**Your task**: Leaving out the pictures, please retype each record exactly.

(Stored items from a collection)
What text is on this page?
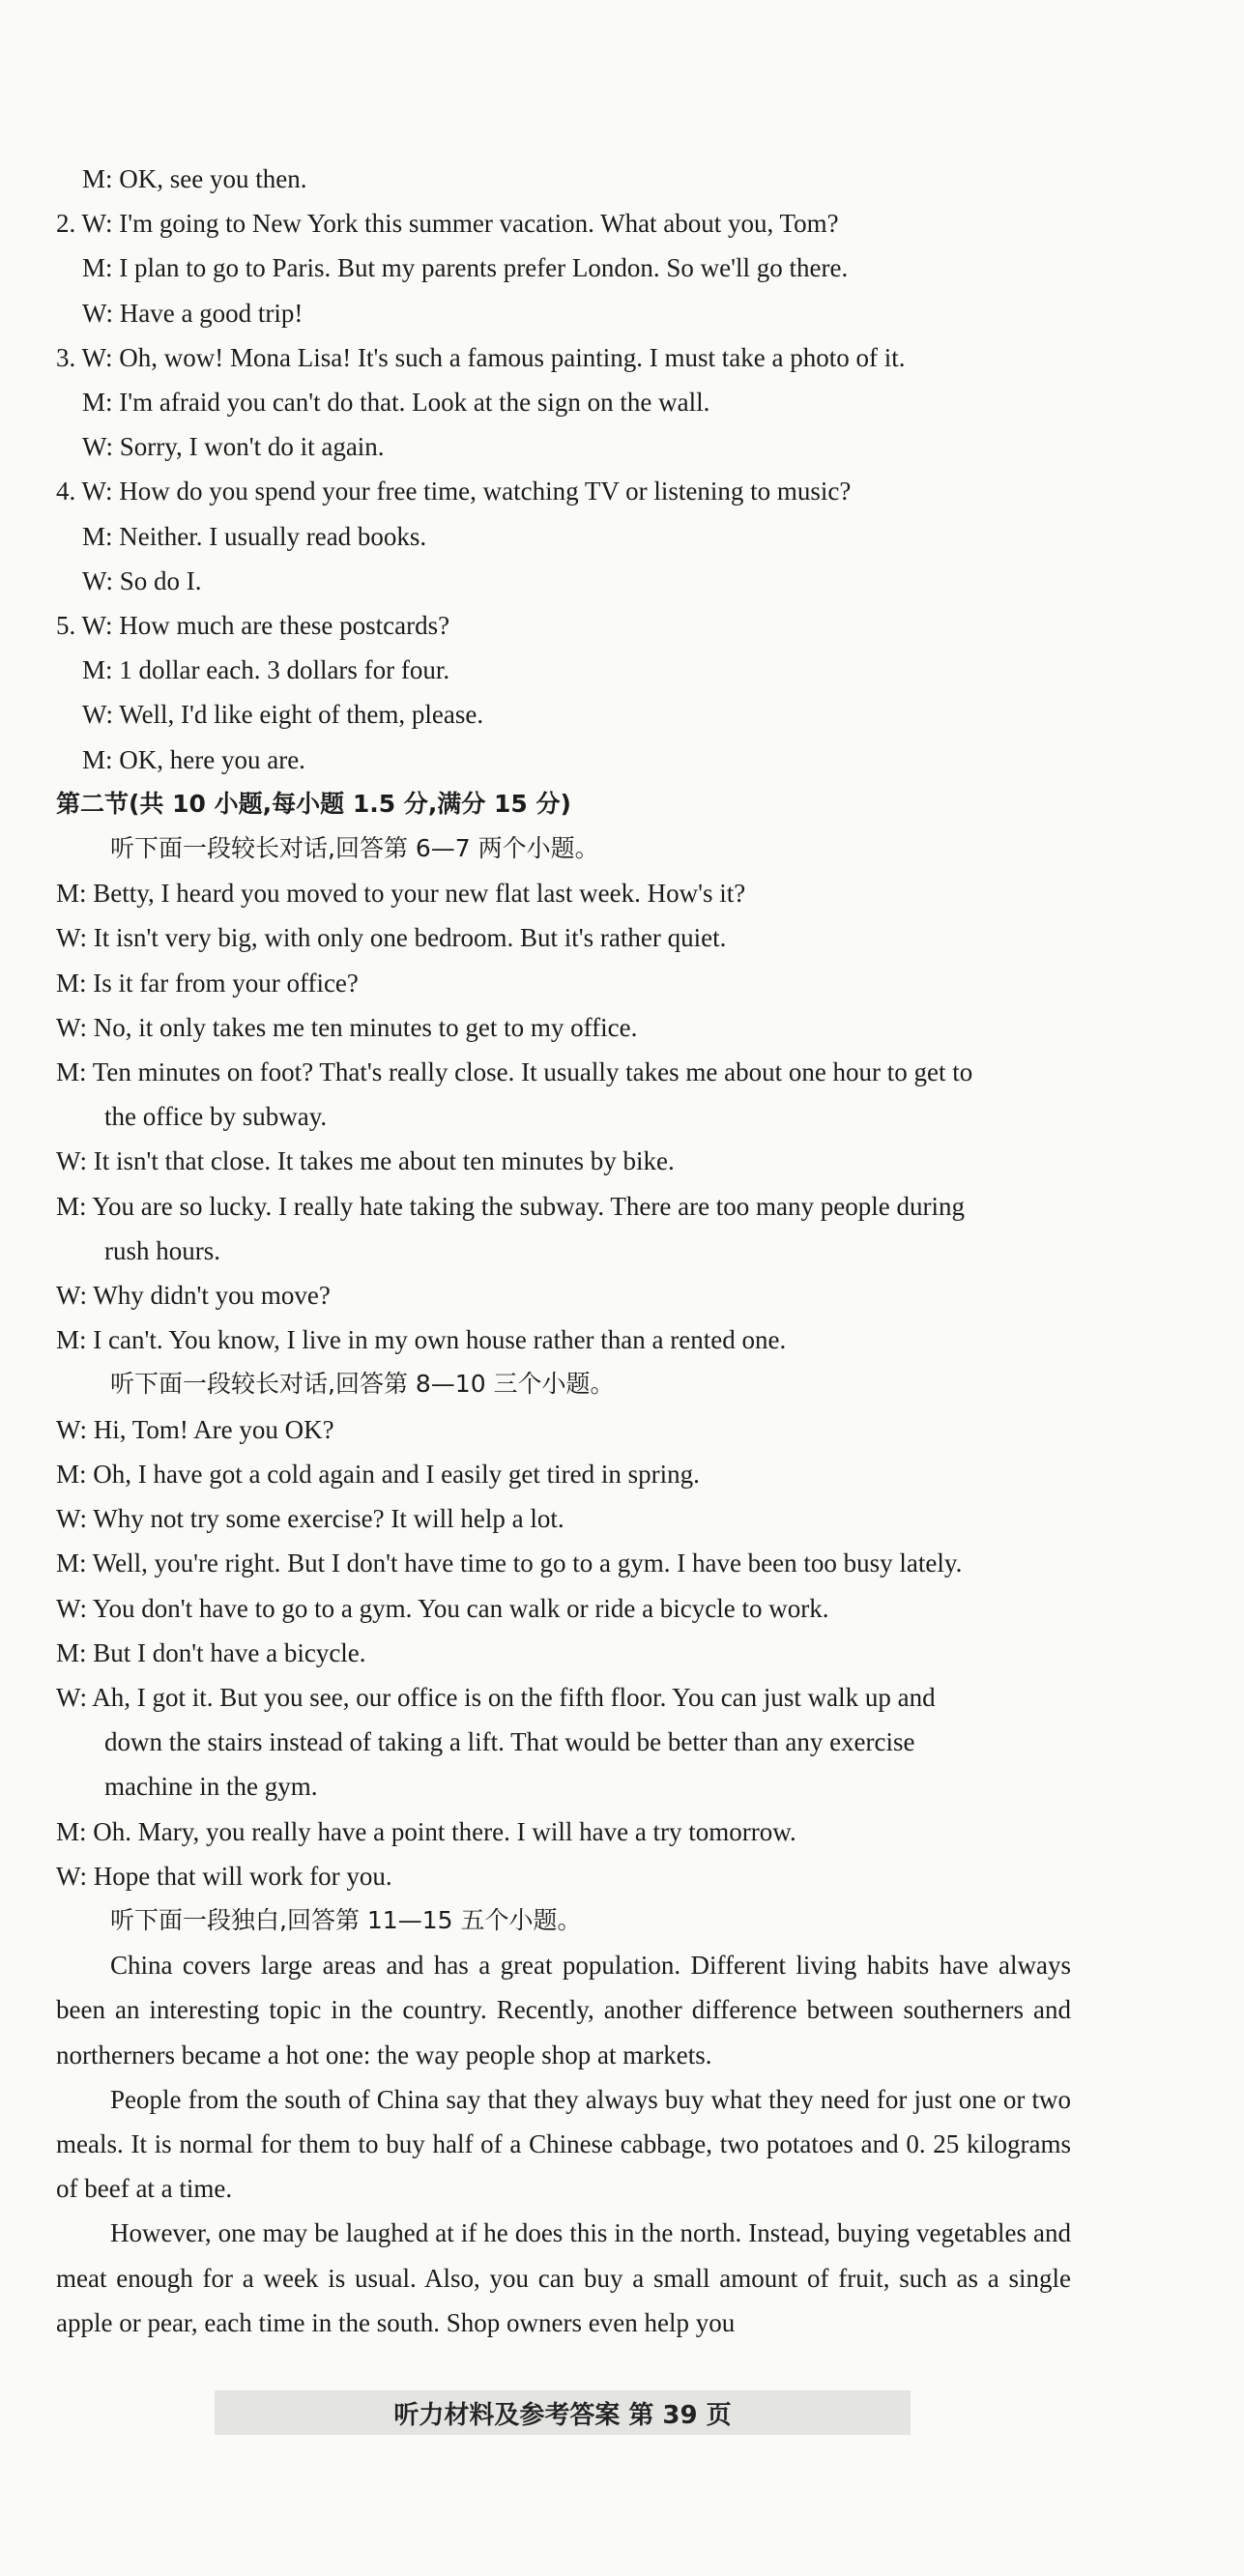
M: OK, see you then.
2. W: I'm going to New York this summer vacation. What about you, Tom?
M: I plan to go to Paris. But my parents prefer London. So we'll go there.
W: Have a good trip!
3. W: Oh, wow! Mona Lisa! It's such a famous painting. I must take a photo of it.
M: I'm afraid you can't do that. Look at the sign on the wall.
W: Sorry, I won't do it again.
4. W: How do you spend your free time, watching TV or listening to music?
M: Neither. I usually read books.
W: So do I.
5. W: How much are these postcards?
M: 1 dollar each. 3 dollars for four.
W: Well, I'd like eight of them, please.
M: OK, here you are.
第二节(共 10 小题,每小题 1.5 分,满分 15 分)
听下面一段较长对话,回答第 6—7 两个小题。
M: Betty, I heard you moved to your new flat last week. How's it?
W: It isn't very big, with only one bedroom. But it's rather quiet.
M: Is it far from your office?
W: No, it only takes me ten minutes to get to my office.
M: Ten minutes on foot? That's really close. It usually takes me about one hour to get to
the office by subway.
W: It isn't that close. It takes me about ten minutes by bike.
M: You are so lucky. I really hate taking the subway. There are too many people during
rush hours.
W: Why didn't you move?
M: I can't. You know, I live in my own house rather than a rented one.
听下面一段较长对话,回答第 8—10 三个小题。
W: Hi, Tom! Are you OK?
M: Oh, I have got a cold again and I easily get tired in spring.
W: Why not try some exercise? It will help a lot.
M: Well, you're right. But I don't have time to go to a gym. I have been too busy lately.
W: You don't have to go to a gym. You can walk or ride a bicycle to work.
M: But I don't have a bicycle.
W: Ah, I got it. But you see, our office is on the fifth floor. You can just walk up and
down the stairs instead of taking a lift. That would be better than any exercise
machine in the gym.
M: Oh. Mary, you really have a point there. I will have a try tomorrow.
W: Hope that will work for you.
听下面一段独白,回答第 11—15 五个小题。
China covers large areas and has a great population. Different living habits have always been an interesting topic in the country. Recently, another difference between southerners and northerners became a hot one: the way people shop at markets.
People from the south of China say that they always buy what they need for just one or two meals. It is normal for them to buy half of a Chinese cabbage, two potatoes and 0. 25 kilograms of beef at a time.
However, one may be laughed at if he does this in the north. Instead, buying vegetables and meat enough for a week is usual. Also, you can buy a small amount of fruit, such as a single apple or pear, each time in the south. Shop owners even help you
听力材料及参考答案 第 39 页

**Task solution**:
What text is on this page?
M: OK, see you then.
2. W: I'm going to New York this summer vacation. What about you, Tom?
M: I plan to go to Paris. But my parents prefer London. So we'll go there.
W: Have a good trip!
3. W: Oh, wow! Mona Lisa! It's such a famous painting. I must take a photo of it.
M: I'm afraid you can't do that. Look at the sign on the wall.
W: Sorry, I won't do it again.
4. W: How do you spend your free time, watching TV or listening to music?
M: Neither. I usually read books.
W: So do I.
5. W: How much are these postcards?
M: 1 dollar each. 3 dollars for four.
W: Well, I'd like eight of them, please.
M: OK, here you are.
第二节(共 10 小题,每小题 1.5 分,满分 15 分)
听下面一段较长对话,回答第 6—7 两个小题。
M: Betty, I heard you moved to your new flat last week. How's it?
W: It isn't very big, with only one bedroom. But it's rather quiet.
M: Is it far from your office?
W: No, it only takes me ten minutes to get to my office.
M: Ten minutes on foot? That's really close. It usually takes me about one hour to get to
the office by subway.
W: It isn't that close. It takes me about ten minutes by bike.
M: You are so lucky. I really hate taking the subway. There are too many people during
rush hours.
W: Why didn't you move?
M: I can't. You know, I live in my own house rather than a rented one.
听下面一段较长对话,回答第 8—10 三个小题。
W: Hi, Tom! Are you OK?
M: Oh, I have got a cold again and I easily get tired in spring.
W: Why not try some exercise? It will help a lot.
M: Well, you're right. But I don't have time to go to a gym. I have been too busy lately.
W: You don't have to go to a gym. You can walk or ride a bicycle to work.
M: But I don't have a bicycle.
W: Ah, I got it. But you see, our office is on the fifth floor. You can just walk up and
down the stairs instead of taking a lift. That would be better than any exercise
machine in the gym.
M: Oh. Mary, you really have a point there. I will have a try tomorrow.
W: Hope that will work for you.
听下面一段独白,回答第 11—15 五个小题。
China covers large areas and has a great population. Different living habits have always been an interesting topic in the country. Recently, another difference between southerners and northerners became a hot one: the way people shop at markets.
People from the south of China say that they always buy what they need for just one or two meals. It is normal for them to buy half of a Chinese cabbage, two potatoes and 0. 25 kilograms of beef at a time.
However, one may be laughed at if he does this in the north. Instead, buying vegetables and meat enough for a week is usual. Also, you can buy a small amount of fruit, such as a single apple or pear, each time in the south. Shop owners even help you
听力材料及参考答案 第 39 页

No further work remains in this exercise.